YOUR TASK
Every entry below should be printed exactly, without its images.

DATASET ENTRIES
--

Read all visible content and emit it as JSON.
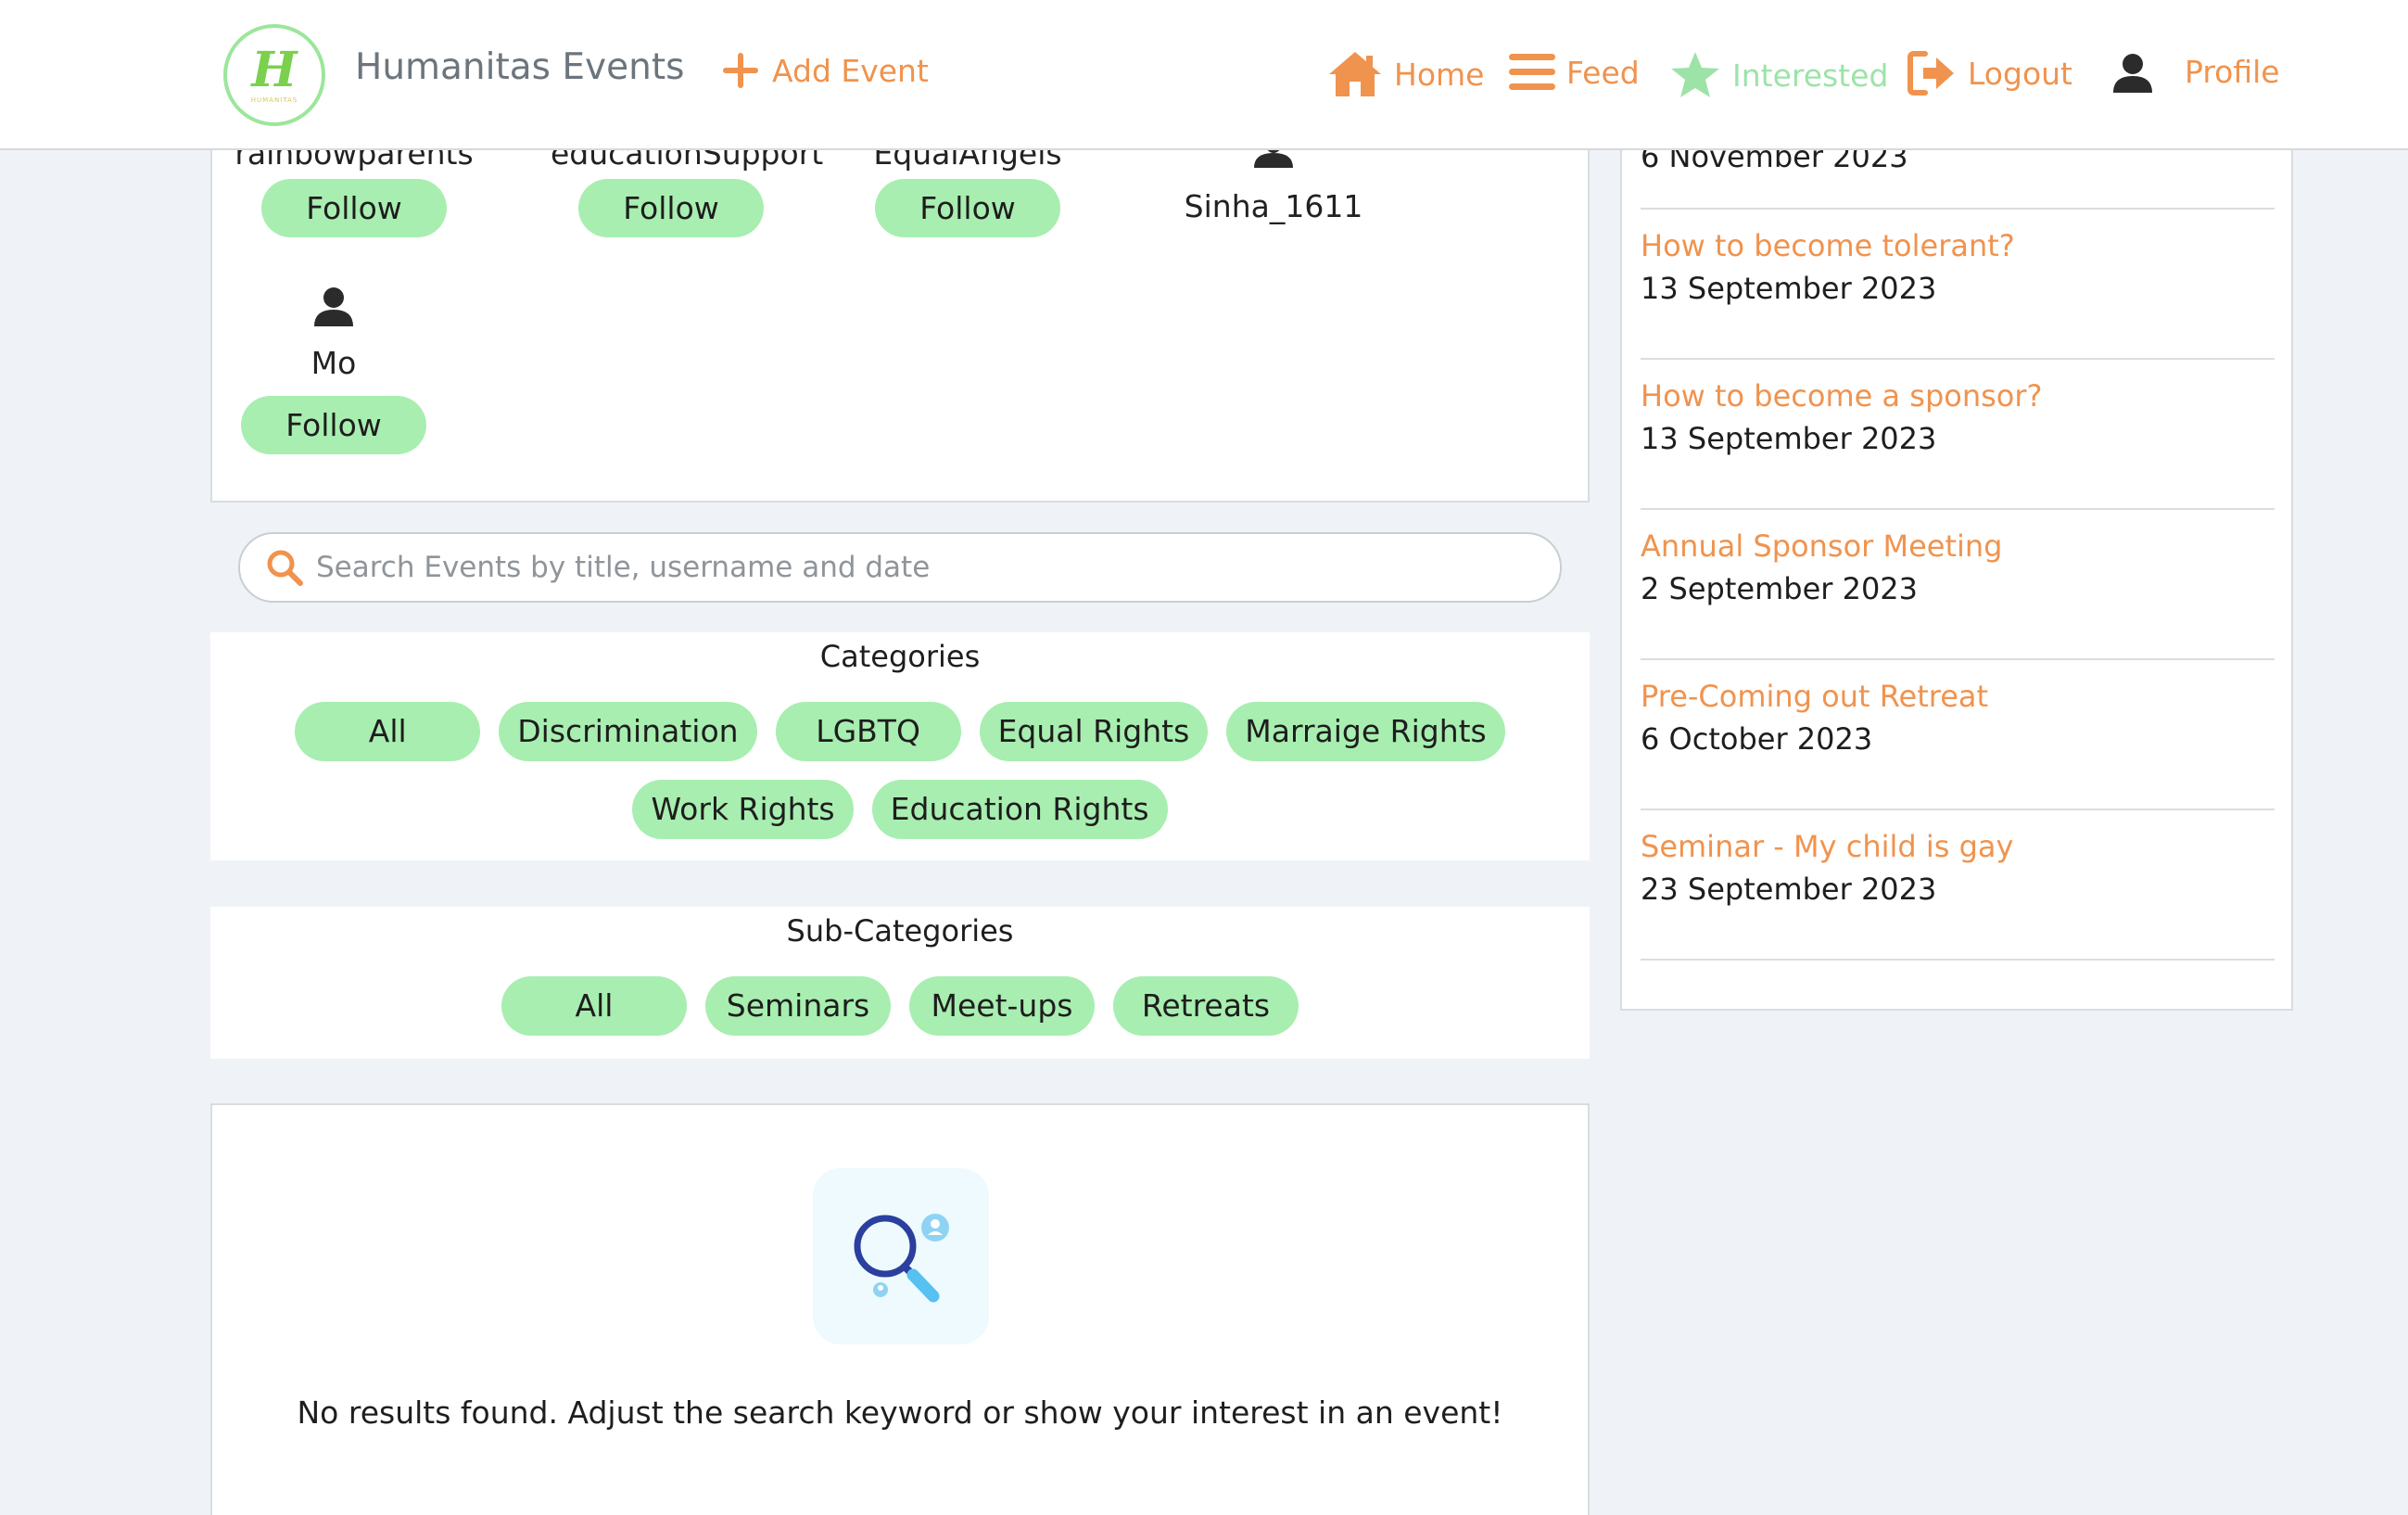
{
  "header": {
    "brand": "Humanitas Events",
    "logo_letter": "H",
    "logo_caption": "HUMANITAS",
    "add_event": "Add Event",
    "nav": {
      "home": "Home",
      "feed": "Feed",
      "interested": "Interested",
      "logout": "Logout",
      "profile": "Profile"
    }
  },
  "users": {
    "follow_label": "Follow",
    "list": [
      {
        "name": "rainbowparents"
      },
      {
        "name": "educationSupport"
      },
      {
        "name": "EqualAngels"
      },
      {
        "name": "Sinha_1611"
      },
      {
        "name": "Mo"
      }
    ]
  },
  "search": {
    "placeholder": "Search Events by title, username and date"
  },
  "categories": {
    "title": "Categories",
    "items": [
      "All",
      "Discrimination",
      "LGBTQ",
      "Equal Rights",
      "Marraige Rights",
      "Work Rights",
      "Education Rights"
    ]
  },
  "subcategories": {
    "title": "Sub-Categories",
    "items": [
      "All",
      "Seminars",
      "Meet-ups",
      "Retreats"
    ]
  },
  "results": {
    "empty_message": "No results found. Adjust the search keyword or show your interest in an event!"
  },
  "sidebar": {
    "events": [
      {
        "title": "",
        "date": "6 November 2023"
      },
      {
        "title": "How to become tolerant?",
        "date": "13 September 2023"
      },
      {
        "title": "How to become a sponsor?",
        "date": "13 September 2023"
      },
      {
        "title": "Annual Sponsor Meeting",
        "date": "2 September 2023"
      },
      {
        "title": "Pre-Coming out Retreat",
        "date": "6 October 2023"
      },
      {
        "title": "Seminar - My child is gay",
        "date": "23 September 2023"
      }
    ]
  },
  "colors": {
    "accent": "#f0934e",
    "pill": "#a8eeb0",
    "interested": "#9de3a8",
    "background": "#eff3f7"
  },
  "icons": [
    "plus-icon",
    "home-icon",
    "menu-icon",
    "star-icon",
    "logout-icon",
    "user-icon",
    "search-icon",
    "magnifier-illustration"
  ]
}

--

ANSWER FOR THIS EXERCISE
Read all visible content and emit it as JSON.
{
  "header": {
    "brand": "Humanitas Events",
    "logo_letter": "H",
    "logo_caption": "HUMANITAS",
    "add_event": "Add Event",
    "nav": {
      "home": "Home",
      "feed": "Feed",
      "interested": "Interested",
      "logout": "Logout",
      "profile": "Profile"
    }
  },
  "users": {
    "follow_label": "Follow",
    "list": [
      {
        "name": "rainbowparents"
      },
      {
        "name": "educationSupport"
      },
      {
        "name": "EqualAngels"
      },
      {
        "name": "Sinha_1611"
      },
      {
        "name": "Mo"
      }
    ]
  },
  "search": {
    "placeholder": "Search Events by title, username and date"
  },
  "categories": {
    "title": "Categories",
    "items": [
      "All",
      "Discrimination",
      "LGBTQ",
      "Equal Rights",
      "Marraige Rights",
      "Work Rights",
      "Education Rights"
    ]
  },
  "subcategories": {
    "title": "Sub-Categories",
    "items": [
      "All",
      "Seminars",
      "Meet-ups",
      "Retreats"
    ]
  },
  "results": {
    "empty_message": "No results found. Adjust the search keyword or show your interest in an event!"
  },
  "sidebar": {
    "events": [
      {
        "title": "",
        "date": "6 November 2023"
      },
      {
        "title": "How to become tolerant?",
        "date": "13 September 2023"
      },
      {
        "title": "How to become a sponsor?",
        "date": "13 September 2023"
      },
      {
        "title": "Annual Sponsor Meeting",
        "date": "2 September 2023"
      },
      {
        "title": "Pre-Coming out Retreat",
        "date": "6 October 2023"
      },
      {
        "title": "Seminar - My child is gay",
        "date": "23 September 2023"
      }
    ]
  },
  "colors": {
    "accent": "#f0934e",
    "pill": "#a8eeb0",
    "interested": "#9de3a8",
    "background": "#eff3f7"
  },
  "icons": [
    "plus-icon",
    "home-icon",
    "menu-icon",
    "star-icon",
    "logout-icon",
    "user-icon",
    "search-icon",
    "magnifier-illustration"
  ]
}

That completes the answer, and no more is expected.